◆ YOUR OBJECTIVE ◆
What is the number of lines containing "стандарта"? Give only that number.

◆ MATERIAL FOR THIS EXERCISE ◆
────────

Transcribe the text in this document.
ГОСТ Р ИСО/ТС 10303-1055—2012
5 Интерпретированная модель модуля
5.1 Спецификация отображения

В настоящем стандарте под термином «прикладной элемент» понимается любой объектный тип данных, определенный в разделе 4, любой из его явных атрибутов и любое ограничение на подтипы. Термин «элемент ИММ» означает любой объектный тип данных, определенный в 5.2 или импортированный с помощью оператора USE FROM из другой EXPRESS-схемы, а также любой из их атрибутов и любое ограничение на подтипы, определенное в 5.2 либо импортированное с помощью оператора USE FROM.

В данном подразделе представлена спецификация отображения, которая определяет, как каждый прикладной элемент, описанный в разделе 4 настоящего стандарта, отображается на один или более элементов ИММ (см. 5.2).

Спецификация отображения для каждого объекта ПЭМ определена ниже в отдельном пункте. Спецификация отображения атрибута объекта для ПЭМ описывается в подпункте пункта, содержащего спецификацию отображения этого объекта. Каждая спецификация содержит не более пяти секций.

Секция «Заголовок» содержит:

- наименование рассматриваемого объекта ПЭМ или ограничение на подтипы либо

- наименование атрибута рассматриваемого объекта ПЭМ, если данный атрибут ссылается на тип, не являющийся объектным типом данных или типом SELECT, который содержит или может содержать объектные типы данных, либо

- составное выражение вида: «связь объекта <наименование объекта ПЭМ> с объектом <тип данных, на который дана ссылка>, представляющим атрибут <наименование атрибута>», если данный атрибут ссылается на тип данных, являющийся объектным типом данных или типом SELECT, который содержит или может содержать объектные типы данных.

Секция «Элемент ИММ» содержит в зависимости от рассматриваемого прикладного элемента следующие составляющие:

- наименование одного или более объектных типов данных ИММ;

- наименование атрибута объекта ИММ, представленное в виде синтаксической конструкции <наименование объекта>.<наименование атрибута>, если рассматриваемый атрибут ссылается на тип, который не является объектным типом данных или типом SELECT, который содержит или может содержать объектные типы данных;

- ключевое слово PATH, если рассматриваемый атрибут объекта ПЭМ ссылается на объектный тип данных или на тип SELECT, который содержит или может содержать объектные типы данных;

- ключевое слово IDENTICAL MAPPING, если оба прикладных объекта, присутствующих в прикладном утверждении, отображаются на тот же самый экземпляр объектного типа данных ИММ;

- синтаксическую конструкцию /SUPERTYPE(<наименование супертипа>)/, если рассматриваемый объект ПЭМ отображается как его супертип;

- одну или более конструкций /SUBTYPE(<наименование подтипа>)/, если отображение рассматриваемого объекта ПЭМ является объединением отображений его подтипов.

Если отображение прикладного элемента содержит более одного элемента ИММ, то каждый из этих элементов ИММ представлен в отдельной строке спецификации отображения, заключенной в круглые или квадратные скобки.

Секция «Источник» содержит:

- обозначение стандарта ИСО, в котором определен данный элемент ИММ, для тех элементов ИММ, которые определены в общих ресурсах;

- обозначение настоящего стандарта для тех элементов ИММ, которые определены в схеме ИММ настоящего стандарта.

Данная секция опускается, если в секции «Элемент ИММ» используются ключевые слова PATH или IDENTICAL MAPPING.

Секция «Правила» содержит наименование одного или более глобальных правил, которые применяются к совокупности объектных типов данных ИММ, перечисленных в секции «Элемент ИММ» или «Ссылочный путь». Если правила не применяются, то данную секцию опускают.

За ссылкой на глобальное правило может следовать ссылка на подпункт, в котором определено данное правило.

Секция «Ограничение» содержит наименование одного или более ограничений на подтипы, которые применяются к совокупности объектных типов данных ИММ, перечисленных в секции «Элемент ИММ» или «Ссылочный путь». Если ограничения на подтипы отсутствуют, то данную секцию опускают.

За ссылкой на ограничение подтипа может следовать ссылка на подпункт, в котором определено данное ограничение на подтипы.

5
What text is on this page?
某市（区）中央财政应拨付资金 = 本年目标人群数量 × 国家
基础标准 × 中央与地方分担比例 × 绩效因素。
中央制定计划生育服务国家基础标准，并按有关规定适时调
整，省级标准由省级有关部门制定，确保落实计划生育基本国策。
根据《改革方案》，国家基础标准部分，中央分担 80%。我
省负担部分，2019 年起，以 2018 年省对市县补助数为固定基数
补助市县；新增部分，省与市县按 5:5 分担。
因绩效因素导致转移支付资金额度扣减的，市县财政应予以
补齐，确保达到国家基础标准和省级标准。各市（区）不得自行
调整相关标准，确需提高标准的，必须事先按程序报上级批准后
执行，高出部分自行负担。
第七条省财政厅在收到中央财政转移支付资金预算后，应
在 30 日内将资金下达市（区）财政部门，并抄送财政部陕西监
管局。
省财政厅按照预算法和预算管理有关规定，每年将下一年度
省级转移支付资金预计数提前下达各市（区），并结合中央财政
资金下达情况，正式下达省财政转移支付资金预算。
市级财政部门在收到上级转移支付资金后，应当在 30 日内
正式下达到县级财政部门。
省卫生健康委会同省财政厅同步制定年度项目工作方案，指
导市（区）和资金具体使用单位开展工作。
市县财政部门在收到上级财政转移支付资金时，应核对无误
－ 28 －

────────

◆ COMPLETE RESPONSE ◆
3